[BEGIN EXCERPTED DATA]

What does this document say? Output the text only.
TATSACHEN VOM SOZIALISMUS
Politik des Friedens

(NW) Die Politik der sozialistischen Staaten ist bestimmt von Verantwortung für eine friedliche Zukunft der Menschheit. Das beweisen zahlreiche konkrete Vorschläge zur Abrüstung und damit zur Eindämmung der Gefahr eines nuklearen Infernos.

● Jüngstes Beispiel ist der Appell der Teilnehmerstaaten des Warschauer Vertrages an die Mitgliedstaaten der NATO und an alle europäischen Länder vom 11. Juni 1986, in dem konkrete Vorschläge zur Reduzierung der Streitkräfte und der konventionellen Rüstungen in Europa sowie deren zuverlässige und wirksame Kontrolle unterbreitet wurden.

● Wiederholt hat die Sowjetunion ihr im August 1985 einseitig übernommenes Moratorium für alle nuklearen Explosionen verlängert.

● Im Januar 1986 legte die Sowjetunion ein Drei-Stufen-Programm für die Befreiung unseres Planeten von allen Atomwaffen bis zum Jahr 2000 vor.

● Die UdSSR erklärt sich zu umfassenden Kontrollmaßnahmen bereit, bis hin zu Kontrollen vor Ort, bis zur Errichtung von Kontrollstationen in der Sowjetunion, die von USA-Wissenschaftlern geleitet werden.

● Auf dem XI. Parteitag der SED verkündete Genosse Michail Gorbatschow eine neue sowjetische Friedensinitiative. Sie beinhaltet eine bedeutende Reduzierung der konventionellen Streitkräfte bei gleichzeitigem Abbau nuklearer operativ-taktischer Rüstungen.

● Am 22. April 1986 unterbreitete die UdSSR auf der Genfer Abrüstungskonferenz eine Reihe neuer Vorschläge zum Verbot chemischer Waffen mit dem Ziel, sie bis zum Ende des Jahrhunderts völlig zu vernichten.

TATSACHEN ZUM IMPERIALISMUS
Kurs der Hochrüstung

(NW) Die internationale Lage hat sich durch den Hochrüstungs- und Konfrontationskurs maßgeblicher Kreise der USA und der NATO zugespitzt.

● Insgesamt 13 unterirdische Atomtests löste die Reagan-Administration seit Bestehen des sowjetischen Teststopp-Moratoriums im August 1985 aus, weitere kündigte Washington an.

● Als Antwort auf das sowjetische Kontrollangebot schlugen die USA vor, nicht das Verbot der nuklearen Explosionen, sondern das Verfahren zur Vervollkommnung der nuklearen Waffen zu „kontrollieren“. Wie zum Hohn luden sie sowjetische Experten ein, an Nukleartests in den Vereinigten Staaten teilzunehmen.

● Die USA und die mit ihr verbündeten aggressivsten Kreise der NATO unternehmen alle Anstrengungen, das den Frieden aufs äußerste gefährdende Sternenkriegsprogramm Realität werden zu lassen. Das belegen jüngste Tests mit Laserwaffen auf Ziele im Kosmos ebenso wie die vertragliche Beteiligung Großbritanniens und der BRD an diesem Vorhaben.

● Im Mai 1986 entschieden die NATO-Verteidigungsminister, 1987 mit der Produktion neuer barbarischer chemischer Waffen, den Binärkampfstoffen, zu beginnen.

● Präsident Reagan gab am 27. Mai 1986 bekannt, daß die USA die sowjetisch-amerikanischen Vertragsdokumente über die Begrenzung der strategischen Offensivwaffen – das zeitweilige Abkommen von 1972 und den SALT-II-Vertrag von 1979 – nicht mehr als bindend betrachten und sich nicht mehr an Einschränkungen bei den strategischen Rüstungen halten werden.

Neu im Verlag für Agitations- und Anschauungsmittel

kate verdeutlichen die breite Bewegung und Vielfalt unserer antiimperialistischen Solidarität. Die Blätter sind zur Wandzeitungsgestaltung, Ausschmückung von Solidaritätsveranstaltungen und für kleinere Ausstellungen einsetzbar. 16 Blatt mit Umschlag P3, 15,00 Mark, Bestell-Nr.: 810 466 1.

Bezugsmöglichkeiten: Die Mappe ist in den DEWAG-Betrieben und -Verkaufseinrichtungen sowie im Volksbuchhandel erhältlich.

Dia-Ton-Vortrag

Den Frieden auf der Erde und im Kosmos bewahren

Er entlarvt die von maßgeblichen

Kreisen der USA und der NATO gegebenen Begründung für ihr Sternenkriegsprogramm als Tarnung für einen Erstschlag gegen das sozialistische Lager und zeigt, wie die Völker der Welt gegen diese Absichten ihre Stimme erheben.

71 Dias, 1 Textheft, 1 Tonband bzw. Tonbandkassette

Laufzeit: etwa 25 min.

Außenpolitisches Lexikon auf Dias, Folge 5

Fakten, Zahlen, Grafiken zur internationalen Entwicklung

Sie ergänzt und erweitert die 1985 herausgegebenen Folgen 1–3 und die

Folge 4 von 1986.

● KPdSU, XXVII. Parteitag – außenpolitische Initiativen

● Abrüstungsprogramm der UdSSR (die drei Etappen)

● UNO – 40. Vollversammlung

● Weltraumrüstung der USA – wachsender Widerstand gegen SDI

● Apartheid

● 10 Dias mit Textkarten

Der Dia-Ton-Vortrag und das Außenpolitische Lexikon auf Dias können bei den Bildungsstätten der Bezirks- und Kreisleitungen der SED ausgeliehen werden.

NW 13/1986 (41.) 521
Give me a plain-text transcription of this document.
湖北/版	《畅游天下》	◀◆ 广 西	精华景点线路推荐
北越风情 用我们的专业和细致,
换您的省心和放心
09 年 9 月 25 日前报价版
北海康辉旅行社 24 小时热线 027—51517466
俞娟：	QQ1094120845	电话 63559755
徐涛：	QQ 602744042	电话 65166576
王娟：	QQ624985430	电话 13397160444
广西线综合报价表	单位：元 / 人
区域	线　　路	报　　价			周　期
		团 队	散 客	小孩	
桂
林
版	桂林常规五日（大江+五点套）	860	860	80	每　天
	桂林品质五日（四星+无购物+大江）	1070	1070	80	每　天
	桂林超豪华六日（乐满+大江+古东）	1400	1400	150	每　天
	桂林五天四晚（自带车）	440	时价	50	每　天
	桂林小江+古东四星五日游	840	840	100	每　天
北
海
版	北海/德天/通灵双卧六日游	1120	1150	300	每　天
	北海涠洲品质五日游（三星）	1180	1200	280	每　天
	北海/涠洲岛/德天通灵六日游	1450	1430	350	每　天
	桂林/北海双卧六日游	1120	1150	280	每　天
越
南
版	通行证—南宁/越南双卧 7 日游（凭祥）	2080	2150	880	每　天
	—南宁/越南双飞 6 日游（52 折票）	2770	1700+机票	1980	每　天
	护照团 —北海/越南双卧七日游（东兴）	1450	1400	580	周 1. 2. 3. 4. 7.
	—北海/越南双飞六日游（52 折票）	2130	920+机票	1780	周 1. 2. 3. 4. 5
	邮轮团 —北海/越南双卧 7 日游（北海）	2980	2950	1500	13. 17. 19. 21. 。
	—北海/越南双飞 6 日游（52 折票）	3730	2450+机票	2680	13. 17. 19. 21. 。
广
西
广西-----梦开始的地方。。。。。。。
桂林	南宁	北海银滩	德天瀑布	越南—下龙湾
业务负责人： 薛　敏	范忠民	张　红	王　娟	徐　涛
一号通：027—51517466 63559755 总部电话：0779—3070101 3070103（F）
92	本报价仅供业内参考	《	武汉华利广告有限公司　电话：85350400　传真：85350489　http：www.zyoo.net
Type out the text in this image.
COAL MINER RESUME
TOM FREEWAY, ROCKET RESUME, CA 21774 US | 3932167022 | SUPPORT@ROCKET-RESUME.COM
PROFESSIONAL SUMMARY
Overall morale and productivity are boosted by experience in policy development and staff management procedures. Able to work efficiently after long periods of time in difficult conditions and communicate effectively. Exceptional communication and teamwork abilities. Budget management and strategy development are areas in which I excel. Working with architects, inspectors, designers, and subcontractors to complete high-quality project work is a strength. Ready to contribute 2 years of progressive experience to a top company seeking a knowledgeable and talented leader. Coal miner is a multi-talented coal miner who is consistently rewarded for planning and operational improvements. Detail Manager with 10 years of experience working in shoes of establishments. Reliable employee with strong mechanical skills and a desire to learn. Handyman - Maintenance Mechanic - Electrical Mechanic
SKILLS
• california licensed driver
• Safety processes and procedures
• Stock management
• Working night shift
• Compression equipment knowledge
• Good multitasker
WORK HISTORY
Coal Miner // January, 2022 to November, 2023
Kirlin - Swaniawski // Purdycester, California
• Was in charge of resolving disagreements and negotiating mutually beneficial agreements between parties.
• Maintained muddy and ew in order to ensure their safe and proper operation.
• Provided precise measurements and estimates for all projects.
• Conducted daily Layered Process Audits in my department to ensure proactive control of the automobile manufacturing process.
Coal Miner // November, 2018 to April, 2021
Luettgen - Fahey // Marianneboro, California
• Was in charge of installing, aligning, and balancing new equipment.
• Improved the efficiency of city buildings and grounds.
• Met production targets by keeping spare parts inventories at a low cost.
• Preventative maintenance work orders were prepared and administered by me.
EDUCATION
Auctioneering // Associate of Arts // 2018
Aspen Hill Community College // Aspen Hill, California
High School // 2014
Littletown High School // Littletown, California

[END EXCERPTED DATA]

Gather each line of the records holding the string "Reduzierung".

WRITTEN REPLY:
● Jüngstes Beispiel ist der Appell der Teilnehmerstaaten des Warschauer Vertrages an die Mitgliedstaaten der NATO und an alle europäischen Länder vom 11. Juni 1986, in dem konkrete Vorschläge zur Reduzierung der Streitkräfte und der konventionellen Rüstungen in Europa sowie deren zuverlässige und wirksame Kontrolle unterbreitet wurden.
● Auf dem XI. Parteitag der SED verkündete Genosse Michail Gorbatschow eine neue sowjetische Friedensinitiative. Sie beinhaltet eine bedeutende Reduzierung der konventionellen Streitkräfte bei gleichzeitigem Abbau nuklearer operativ-taktischer Rüstungen.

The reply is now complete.